[begin Supplied records]
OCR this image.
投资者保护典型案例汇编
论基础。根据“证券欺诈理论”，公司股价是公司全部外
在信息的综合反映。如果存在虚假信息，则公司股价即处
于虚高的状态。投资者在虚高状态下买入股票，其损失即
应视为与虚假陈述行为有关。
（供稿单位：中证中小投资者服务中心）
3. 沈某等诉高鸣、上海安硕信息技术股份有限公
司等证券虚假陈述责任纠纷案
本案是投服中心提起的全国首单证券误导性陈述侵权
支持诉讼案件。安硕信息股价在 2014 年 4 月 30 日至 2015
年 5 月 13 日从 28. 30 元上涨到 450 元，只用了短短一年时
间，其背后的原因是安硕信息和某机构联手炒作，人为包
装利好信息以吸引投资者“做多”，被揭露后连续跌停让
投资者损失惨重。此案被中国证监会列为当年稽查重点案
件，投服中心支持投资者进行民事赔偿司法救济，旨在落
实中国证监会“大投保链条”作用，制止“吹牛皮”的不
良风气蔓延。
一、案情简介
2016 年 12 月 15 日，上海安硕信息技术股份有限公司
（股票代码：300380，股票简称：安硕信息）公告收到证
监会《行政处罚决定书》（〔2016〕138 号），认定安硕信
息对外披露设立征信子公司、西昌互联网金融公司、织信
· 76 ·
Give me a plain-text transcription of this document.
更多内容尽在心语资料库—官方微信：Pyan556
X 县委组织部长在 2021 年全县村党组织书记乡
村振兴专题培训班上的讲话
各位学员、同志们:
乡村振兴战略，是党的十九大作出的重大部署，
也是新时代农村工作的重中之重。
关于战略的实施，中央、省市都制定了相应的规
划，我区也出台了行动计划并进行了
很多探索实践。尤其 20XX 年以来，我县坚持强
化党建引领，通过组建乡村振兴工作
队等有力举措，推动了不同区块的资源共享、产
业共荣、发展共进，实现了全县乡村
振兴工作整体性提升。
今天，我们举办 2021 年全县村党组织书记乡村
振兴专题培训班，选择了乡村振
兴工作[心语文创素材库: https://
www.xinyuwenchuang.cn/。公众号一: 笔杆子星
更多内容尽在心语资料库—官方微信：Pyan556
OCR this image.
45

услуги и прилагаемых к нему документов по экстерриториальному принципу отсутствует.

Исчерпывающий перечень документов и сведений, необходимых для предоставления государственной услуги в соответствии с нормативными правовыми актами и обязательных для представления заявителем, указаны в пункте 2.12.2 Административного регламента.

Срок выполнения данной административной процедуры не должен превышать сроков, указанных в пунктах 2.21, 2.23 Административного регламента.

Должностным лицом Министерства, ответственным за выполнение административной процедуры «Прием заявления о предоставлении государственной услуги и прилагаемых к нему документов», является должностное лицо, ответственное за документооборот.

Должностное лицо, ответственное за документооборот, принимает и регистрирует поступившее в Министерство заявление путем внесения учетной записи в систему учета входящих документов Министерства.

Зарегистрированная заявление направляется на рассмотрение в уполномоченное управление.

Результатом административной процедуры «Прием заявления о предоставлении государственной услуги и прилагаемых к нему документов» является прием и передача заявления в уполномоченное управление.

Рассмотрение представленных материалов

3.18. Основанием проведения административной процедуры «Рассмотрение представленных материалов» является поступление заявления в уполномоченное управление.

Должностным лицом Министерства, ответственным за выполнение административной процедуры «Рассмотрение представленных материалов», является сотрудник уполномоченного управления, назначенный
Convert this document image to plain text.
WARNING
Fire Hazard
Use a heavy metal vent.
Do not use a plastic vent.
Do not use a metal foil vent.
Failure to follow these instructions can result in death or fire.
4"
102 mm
[end Supplied records]
- [Required task] Quote all the records exactly, please, leaving none out.

- [The completed task]
OCR this image.
投资者保护典型案例汇编
论基础。根据“证券欺诈理论”，公司股价是公司全部外
在信息的综合反映。如果存在虚假信息，则公司股价即处
于虚高的状态。投资者在虚高状态下买入股票，其损失即
应视为与虚假陈述行为有关。
（供稿单位：中证中小投资者服务中心）
3. 沈某等诉高鸣、上海安硕信息技术股份有限公
司等证券虚假陈述责任纠纷案
本案是投服中心提起的全国首单证券误导性陈述侵权
支持诉讼案件。安硕信息股价在 2014 年 4 月 30 日至 2015
年 5 月 13 日从 28. 30 元上涨到 450 元，只用了短短一年时
间，其背后的原因是安硕信息和某机构联手炒作，人为包
装利好信息以吸引投资者“做多”，被揭露后连续跌停让
投资者损失惨重。此案被中国证监会列为当年稽查重点案
件，投服中心支持投资者进行民事赔偿司法救济，旨在落
实中国证监会“大投保链条”作用，制止“吹牛皮”的不
良风气蔓延。
一、案情简介
2016 年 12 月 15 日，上海安硕信息技术股份有限公司
（股票代码：300380，股票简称：安硕信息）公告收到证
监会《行政处罚决定书》（〔2016〕138 号），认定安硕信
息对外披露设立征信子公司、西昌互联网金融公司、织信
· 76 ·
Give me a plain-text transcription of this document.
更多内容尽在心语资料库—官方微信：Pyan556
X 县委组织部长在 2021 年全县村党组织书记乡
村振兴专题培训班上的讲话
各位学员、同志们:
乡村振兴战略，是党的十九大作出的重大部署，
也是新时代农村工作的重中之重。
关于战略的实施，中央、省市都制定了相应的规
划，我区也出台了行动计划并进行了
很多探索实践。尤其 20XX 年以来，我县坚持强
化党建引领，通过组建乡村振兴工作
队等有力举措，推动了不同区块的资源共享、产
业共荣、发展共进，实现了全县乡村
振兴工作整体性提升。
今天，我们举办 2021 年全县村党组织书记乡村
振兴专题培训班，选择了乡村振
兴工作[心语文创素材库: https://
www.xinyuwenchuang.cn/。公众号一: 笔杆子星
更多内容尽在心语资料库—官方微信：Pyan556
OCR this image.
45

услуги и прилагаемых к нему документов по экстерриториальному принципу отсутствует.

Исчерпывающий перечень документов и сведений, необходимых для предоставления государственной услуги в соответствии с нормативными правовыми актами и обязательных для представления заявителем, указаны в пункте 2.12.2 Административного регламента.

Срок выполнения данной административной процедуры не должен превышать сроков, указанных в пунктах 2.21, 2.23 Административного регламента.

Должностным лицом Министерства, ответственным за выполнение административной процедуры «Прием заявления о предоставлении государственной услуги и прилагаемых к нему документов», является должностное лицо, ответственное за документооборот.

Должностное лицо, ответственное за документооборот, принимает и регистрирует поступившее в Министерство заявление путем внесения учетной записи в систему учета входящих документов Министерства.

Зарегистрированная заявление направляется на рассмотрение в уполномоченное управление.

Результатом административной процедуры «Прием заявления о предоставлении государственной услуги и прилагаемых к нему документов» является прием и передача заявления в уполномоченное управление.

Рассмотрение представленных материалов

3.18. Основанием проведения административной процедуры «Рассмотрение представленных материалов» является поступление заявления в уполномоченное управление.

Должностным лицом Министерства, ответственным за выполнение административной процедуры «Рассмотрение представленных материалов», является сотрудник уполномоченного управления, назначенный
Convert this document image to plain text.
WARNING
Fire Hazard
Use a heavy metal vent.
Do not use a plastic vent.
Do not use a metal foil vent.
Failure to follow these instructions can result in death or fire.
4"
102 mm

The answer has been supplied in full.